TASK BRIEF
Repeat the data word for word. Do not include the pictures.

Dataset records
+--

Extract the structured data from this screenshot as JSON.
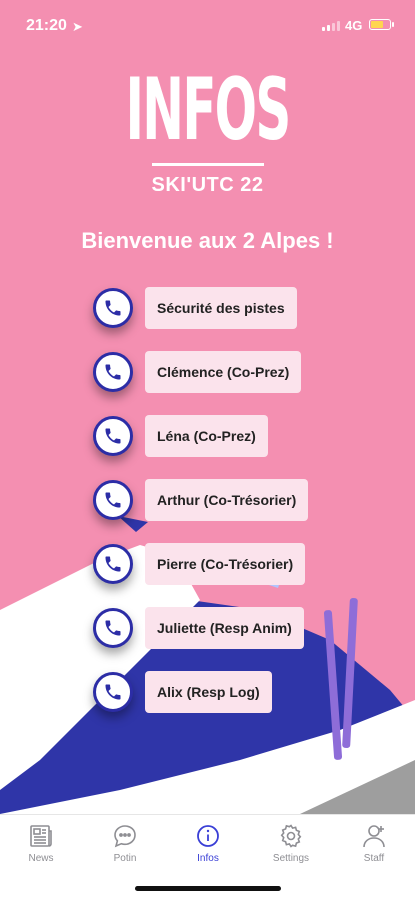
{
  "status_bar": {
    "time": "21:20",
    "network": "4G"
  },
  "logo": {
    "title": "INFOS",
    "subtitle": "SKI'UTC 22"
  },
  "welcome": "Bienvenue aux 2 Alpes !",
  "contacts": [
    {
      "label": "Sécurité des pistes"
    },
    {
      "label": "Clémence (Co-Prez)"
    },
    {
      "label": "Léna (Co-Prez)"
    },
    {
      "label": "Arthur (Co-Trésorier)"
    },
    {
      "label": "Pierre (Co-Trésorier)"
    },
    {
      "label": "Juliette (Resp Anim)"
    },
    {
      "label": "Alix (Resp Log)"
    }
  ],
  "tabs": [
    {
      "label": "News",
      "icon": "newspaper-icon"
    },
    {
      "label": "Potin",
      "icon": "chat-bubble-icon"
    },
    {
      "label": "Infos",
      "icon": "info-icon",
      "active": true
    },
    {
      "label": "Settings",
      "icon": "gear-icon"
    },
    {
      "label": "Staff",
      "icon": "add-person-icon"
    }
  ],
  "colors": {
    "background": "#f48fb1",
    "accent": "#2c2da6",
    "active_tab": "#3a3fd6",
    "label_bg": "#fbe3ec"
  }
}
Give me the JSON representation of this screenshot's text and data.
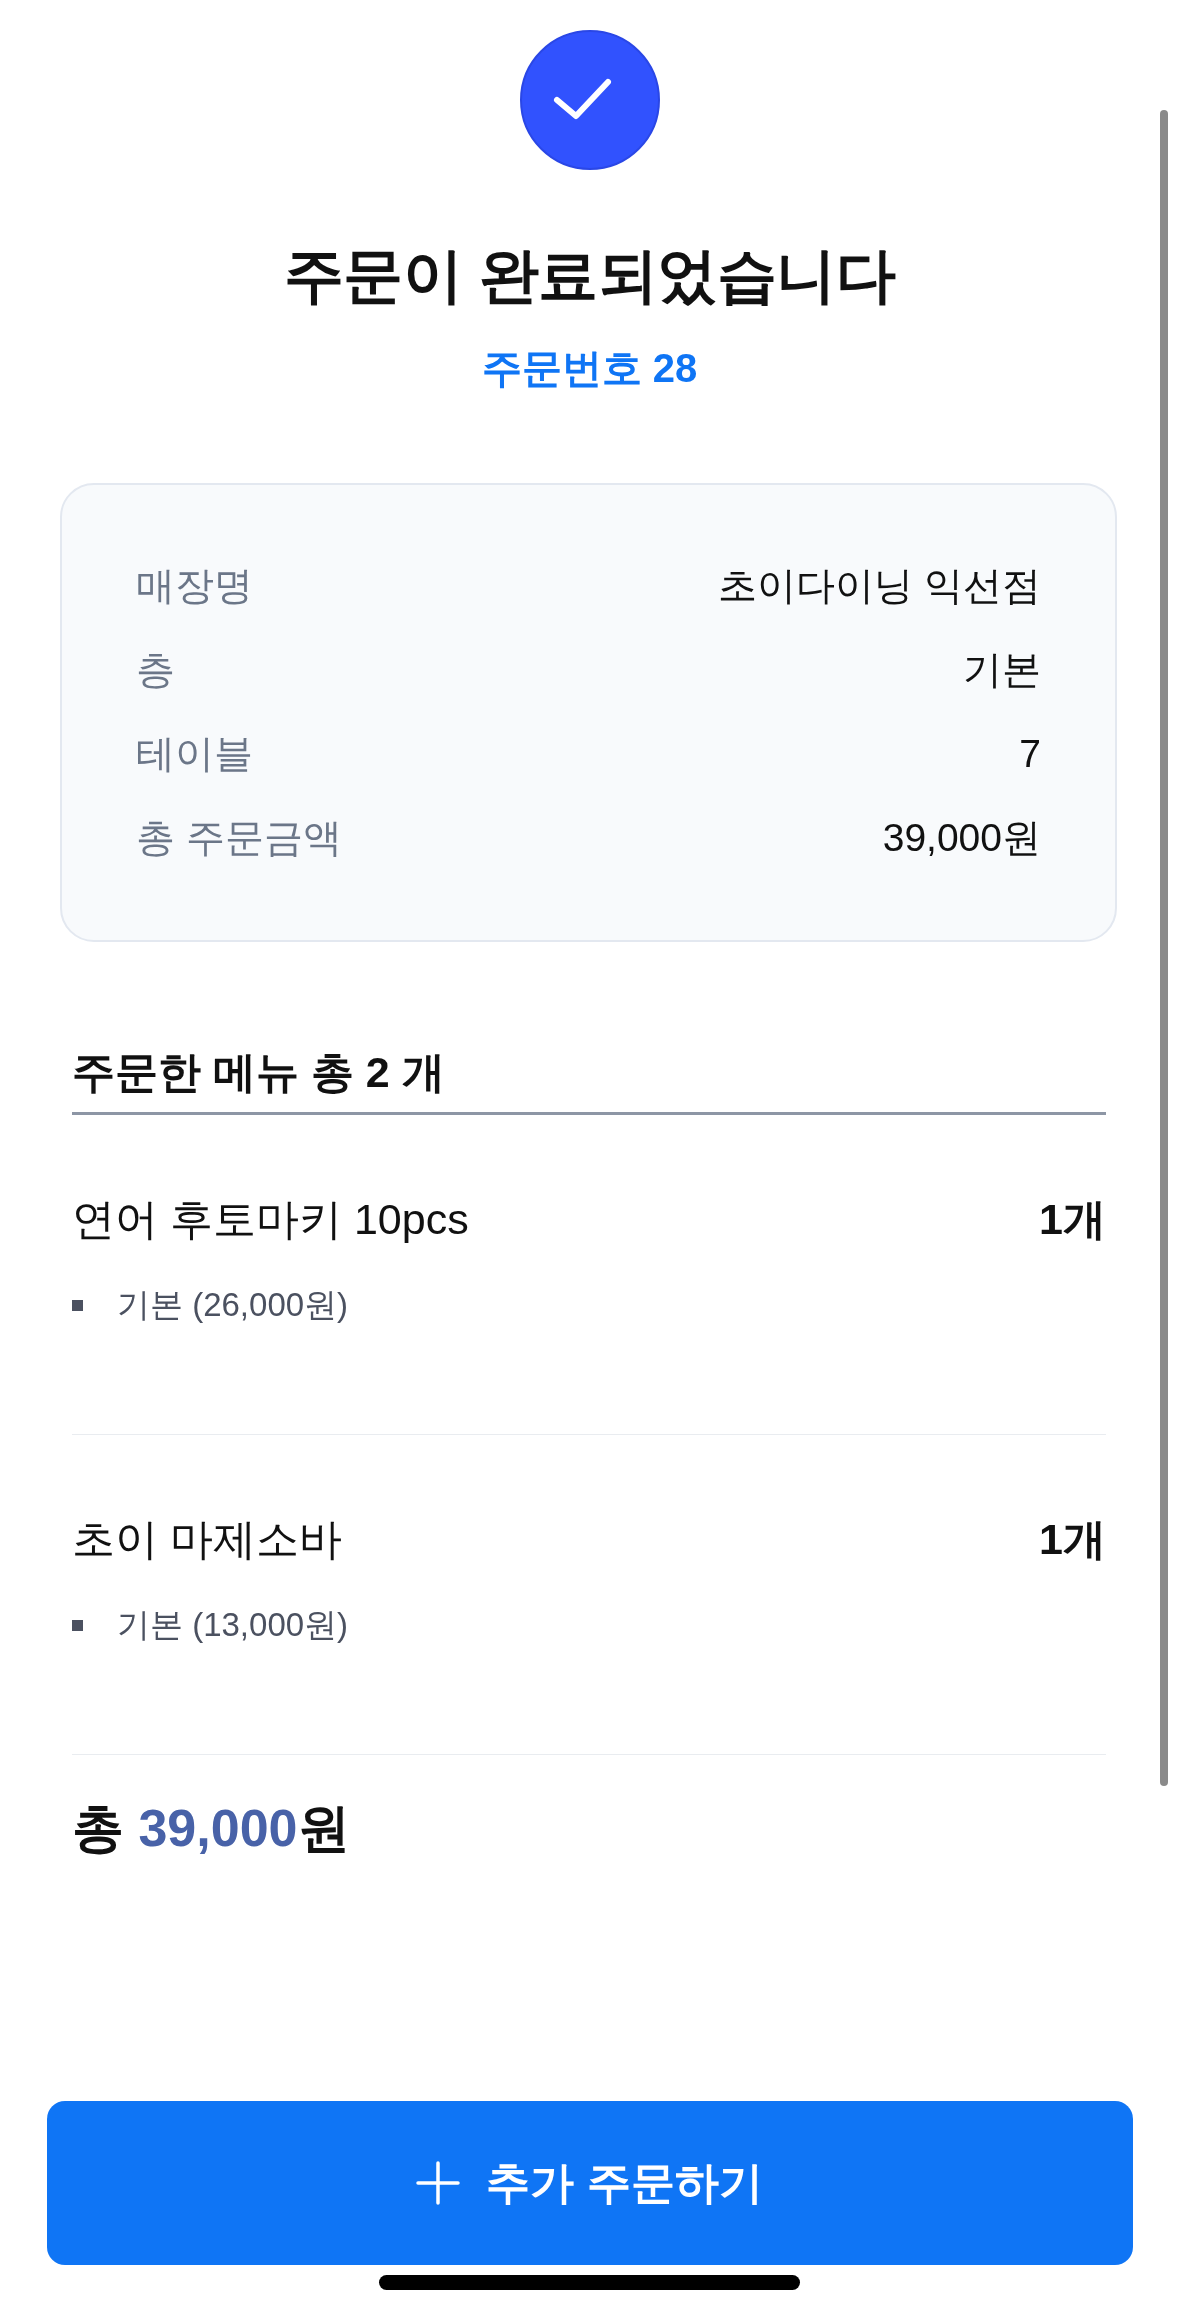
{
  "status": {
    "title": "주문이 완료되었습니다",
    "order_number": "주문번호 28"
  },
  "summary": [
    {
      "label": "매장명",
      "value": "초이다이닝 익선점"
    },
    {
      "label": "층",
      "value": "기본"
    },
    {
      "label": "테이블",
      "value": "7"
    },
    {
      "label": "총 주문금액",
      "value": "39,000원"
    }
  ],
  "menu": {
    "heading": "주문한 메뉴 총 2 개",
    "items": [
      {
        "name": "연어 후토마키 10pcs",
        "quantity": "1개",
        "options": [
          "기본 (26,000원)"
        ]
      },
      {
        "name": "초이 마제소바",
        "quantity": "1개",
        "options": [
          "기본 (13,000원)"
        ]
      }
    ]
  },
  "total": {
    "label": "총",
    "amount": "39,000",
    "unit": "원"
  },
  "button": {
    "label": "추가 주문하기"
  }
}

+--

FULL ANSWER
Extract the structured data from this screenshot as JSON.
{
  "status_bar": {
    "time": "21:20",
    "network": "4G"
  },
  "logo": {
    "title": "INFOS",
    "subtitle": "SKI'UTC 22"
  },
  "welcome": "Bienvenue aux 2 Alpes !",
  "contacts": [
    {
      "label": "Sécurité des pistes"
    },
    {
      "label": "Clémence (Co-Prez)"
    },
    {
      "label": "Léna (Co-Prez)"
    },
    {
      "label": "Arthur (Co-Trésorier)"
    },
    {
      "label": "Pierre (Co-Trésorier)"
    },
    {
      "label": "Juliette (Resp Anim)"
    },
    {
      "label": "Alix (Resp Log)"
    }
  ],
  "tabs": [
    {
      "label": "News",
      "icon": "newspaper-icon"
    },
    {
      "label": "Potin",
      "icon": "chat-bubble-icon"
    },
    {
      "label": "Infos",
      "icon": "info-icon",
      "active": true
    },
    {
      "label": "Settings",
      "icon": "gear-icon"
    },
    {
      "label": "Staff",
      "icon": "add-person-icon"
    }
  ],
  "colors": {
    "background": "#f48fb1",
    "accent": "#2c2da6",
    "active_tab": "#3a3fd6",
    "label_bg": "#fbe3ec"
  }
}
Give me the JSON representation of this screenshot's text and data.
{
  "status": {
    "title": "주문이 완료되었습니다",
    "order_number": "주문번호 28"
  },
  "summary": [
    {
      "label": "매장명",
      "value": "초이다이닝 익선점"
    },
    {
      "label": "층",
      "value": "기본"
    },
    {
      "label": "테이블",
      "value": "7"
    },
    {
      "label": "총 주문금액",
      "value": "39,000원"
    }
  ],
  "menu": {
    "heading": "주문한 메뉴 총 2 개",
    "items": [
      {
        "name": "연어 후토마키 10pcs",
        "quantity": "1개",
        "options": [
          "기본 (26,000원)"
        ]
      },
      {
        "name": "초이 마제소바",
        "quantity": "1개",
        "options": [
          "기본 (13,000원)"
        ]
      }
    ]
  },
  "total": {
    "label": "총",
    "amount": "39,000",
    "unit": "원"
  },
  "button": {
    "label": "추가 주문하기"
  }
}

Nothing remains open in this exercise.